[Data entries]
▬▬▬▬▬▬
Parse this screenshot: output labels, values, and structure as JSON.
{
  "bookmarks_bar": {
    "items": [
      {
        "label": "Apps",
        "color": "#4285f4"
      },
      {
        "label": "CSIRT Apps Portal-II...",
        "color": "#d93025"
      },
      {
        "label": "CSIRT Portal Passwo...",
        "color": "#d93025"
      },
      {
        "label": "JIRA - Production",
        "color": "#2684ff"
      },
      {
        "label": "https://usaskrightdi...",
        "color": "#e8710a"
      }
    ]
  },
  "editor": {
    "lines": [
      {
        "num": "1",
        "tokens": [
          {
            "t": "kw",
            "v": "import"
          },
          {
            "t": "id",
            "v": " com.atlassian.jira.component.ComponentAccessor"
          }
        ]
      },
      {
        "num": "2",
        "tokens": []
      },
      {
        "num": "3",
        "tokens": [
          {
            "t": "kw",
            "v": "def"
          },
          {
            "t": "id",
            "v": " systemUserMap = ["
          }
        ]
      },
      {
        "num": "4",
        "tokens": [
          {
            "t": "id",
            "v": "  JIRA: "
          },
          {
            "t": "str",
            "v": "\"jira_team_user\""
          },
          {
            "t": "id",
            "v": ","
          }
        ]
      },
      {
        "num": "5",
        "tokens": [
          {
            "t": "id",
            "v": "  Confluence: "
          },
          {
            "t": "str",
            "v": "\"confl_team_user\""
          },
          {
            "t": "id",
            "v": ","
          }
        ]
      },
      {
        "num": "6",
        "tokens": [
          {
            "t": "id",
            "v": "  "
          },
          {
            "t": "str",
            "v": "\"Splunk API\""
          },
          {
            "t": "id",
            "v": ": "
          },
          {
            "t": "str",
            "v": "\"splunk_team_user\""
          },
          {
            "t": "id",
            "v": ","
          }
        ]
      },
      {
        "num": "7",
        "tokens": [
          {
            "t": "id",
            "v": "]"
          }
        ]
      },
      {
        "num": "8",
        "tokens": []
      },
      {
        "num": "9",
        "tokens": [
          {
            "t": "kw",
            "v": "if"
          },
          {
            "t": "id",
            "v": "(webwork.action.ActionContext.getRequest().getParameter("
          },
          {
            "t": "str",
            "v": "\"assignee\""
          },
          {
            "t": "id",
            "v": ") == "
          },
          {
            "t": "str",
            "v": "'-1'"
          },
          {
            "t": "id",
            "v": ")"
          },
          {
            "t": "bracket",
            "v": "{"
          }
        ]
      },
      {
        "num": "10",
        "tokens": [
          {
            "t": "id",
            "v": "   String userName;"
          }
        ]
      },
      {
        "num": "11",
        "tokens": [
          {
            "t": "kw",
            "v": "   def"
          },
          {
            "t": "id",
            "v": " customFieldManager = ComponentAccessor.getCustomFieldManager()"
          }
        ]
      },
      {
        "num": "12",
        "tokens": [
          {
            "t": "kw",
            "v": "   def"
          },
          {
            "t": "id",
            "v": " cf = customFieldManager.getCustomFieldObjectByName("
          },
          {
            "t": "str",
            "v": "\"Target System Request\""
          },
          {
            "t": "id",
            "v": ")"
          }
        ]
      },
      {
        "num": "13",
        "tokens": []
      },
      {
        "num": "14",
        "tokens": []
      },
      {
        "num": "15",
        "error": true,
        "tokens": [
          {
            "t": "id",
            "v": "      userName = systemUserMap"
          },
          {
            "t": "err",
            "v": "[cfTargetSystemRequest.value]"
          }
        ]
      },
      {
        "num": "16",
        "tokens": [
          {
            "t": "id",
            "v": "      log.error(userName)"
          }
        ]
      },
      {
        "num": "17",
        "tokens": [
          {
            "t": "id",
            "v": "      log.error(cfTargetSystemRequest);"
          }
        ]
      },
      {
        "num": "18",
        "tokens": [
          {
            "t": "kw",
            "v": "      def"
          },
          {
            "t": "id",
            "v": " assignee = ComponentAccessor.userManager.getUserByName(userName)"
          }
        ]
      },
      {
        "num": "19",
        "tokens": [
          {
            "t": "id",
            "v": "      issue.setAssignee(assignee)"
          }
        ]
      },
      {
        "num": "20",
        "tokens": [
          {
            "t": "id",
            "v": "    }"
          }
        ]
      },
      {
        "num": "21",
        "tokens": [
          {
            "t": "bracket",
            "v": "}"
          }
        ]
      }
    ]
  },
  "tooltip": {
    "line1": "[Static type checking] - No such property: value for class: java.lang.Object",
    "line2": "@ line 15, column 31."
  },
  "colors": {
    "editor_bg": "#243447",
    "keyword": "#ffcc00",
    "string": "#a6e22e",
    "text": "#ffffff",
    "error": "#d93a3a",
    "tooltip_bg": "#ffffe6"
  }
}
▬▬▬▬▬▬
### EXERCISE BRIEF
Your task is to output the full set of records exactly as presented.

### ANSWER TO THE EXERCISE
Parse this screenshot: output labels, values, and structure as JSON.
{
  "bookmarks_bar": {
    "items": [
      {
        "label": "Apps",
        "color": "#4285f4"
      },
      {
        "label": "CSIRT Apps Portal-II...",
        "color": "#d93025"
      },
      {
        "label": "CSIRT Portal Passwo...",
        "color": "#d93025"
      },
      {
        "label": "JIRA - Production",
        "color": "#2684ff"
      },
      {
        "label": "https://usaskrightdi...",
        "color": "#e8710a"
      }
    ]
  },
  "editor": {
    "lines": [
      {
        "num": "1",
        "tokens": [
          {
            "t": "kw",
            "v": "import"
          },
          {
            "t": "id",
            "v": " com.atlassian.jira.component.ComponentAccessor"
          }
        ]
      },
      {
        "num": "2",
        "tokens": []
      },
      {
        "num": "3",
        "tokens": [
          {
            "t": "kw",
            "v": "def"
          },
          {
            "t": "id",
            "v": " systemUserMap = ["
          }
        ]
      },
      {
        "num": "4",
        "tokens": [
          {
            "t": "id",
            "v": "  JIRA: "
          },
          {
            "t": "str",
            "v": "\"jira_team_user\""
          },
          {
            "t": "id",
            "v": ","
          }
        ]
      },
      {
        "num": "5",
        "tokens": [
          {
            "t": "id",
            "v": "  Confluence: "
          },
          {
            "t": "str",
            "v": "\"confl_team_user\""
          },
          {
            "t": "id",
            "v": ","
          }
        ]
      },
      {
        "num": "6",
        "tokens": [
          {
            "t": "id",
            "v": "  "
          },
          {
            "t": "str",
            "v": "\"Splunk API\""
          },
          {
            "t": "id",
            "v": ": "
          },
          {
            "t": "str",
            "v": "\"splunk_team_user\""
          },
          {
            "t": "id",
            "v": ","
          }
        ]
      },
      {
        "num": "7",
        "tokens": [
          {
            "t": "id",
            "v": "]"
          }
        ]
      },
      {
        "num": "8",
        "tokens": []
      },
      {
        "num": "9",
        "tokens": [
          {
            "t": "kw",
            "v": "if"
          },
          {
            "t": "id",
            "v": "(webwork.action.ActionContext.getRequest().getParameter("
          },
          {
            "t": "str",
            "v": "\"assignee\""
          },
          {
            "t": "id",
            "v": ") == "
          },
          {
            "t": "str",
            "v": "'-1'"
          },
          {
            "t": "id",
            "v": ")"
          },
          {
            "t": "bracket",
            "v": "{"
          }
        ]
      },
      {
        "num": "10",
        "tokens": [
          {
            "t": "id",
            "v": "   String userName;"
          }
        ]
      },
      {
        "num": "11",
        "tokens": [
          {
            "t": "kw",
            "v": "   def"
          },
          {
            "t": "id",
            "v": " customFieldManager = ComponentAccessor.getCustomFieldManager()"
          }
        ]
      },
      {
        "num": "12",
        "tokens": [
          {
            "t": "kw",
            "v": "   def"
          },
          {
            "t": "id",
            "v": " cf = customFieldManager.getCustomFieldObjectByName("
          },
          {
            "t": "str",
            "v": "\"Target System Request\""
          },
          {
            "t": "id",
            "v": ")"
          }
        ]
      },
      {
        "num": "13",
        "tokens": []
      },
      {
        "num": "14",
        "tokens": []
      },
      {
        "num": "15",
        "error": true,
        "tokens": [
          {
            "t": "id",
            "v": "      userName = systemUserMap"
          },
          {
            "t": "err",
            "v": "[cfTargetSystemRequest.value]"
          }
        ]
      },
      {
        "num": "16",
        "tokens": [
          {
            "t": "id",
            "v": "      log.error(userName)"
          }
        ]
      },
      {
        "num": "17",
        "tokens": [
          {
            "t": "id",
            "v": "      log.error(cfTargetSystemRequest);"
          }
        ]
      },
      {
        "num": "18",
        "tokens": [
          {
            "t": "kw",
            "v": "      def"
          },
          {
            "t": "id",
            "v": " assignee = ComponentAccessor.userManager.getUserByName(userName)"
          }
        ]
      },
      {
        "num": "19",
        "tokens": [
          {
            "t": "id",
            "v": "      issue.setAssignee(assignee)"
          }
        ]
      },
      {
        "num": "20",
        "tokens": [
          {
            "t": "id",
            "v": "    }"
          }
        ]
      },
      {
        "num": "21",
        "tokens": [
          {
            "t": "bracket",
            "v": "}"
          }
        ]
      }
    ]
  },
  "tooltip": {
    "line1": "[Static type checking] - No such property: value for class: java.lang.Object",
    "line2": "@ line 15, column 31."
  },
  "colors": {
    "editor_bg": "#243447",
    "keyword": "#ffcc00",
    "string": "#a6e22e",
    "text": "#ffffff",
    "error": "#d93a3a",
    "tooltip_bg": "#ffffe6"
  }
}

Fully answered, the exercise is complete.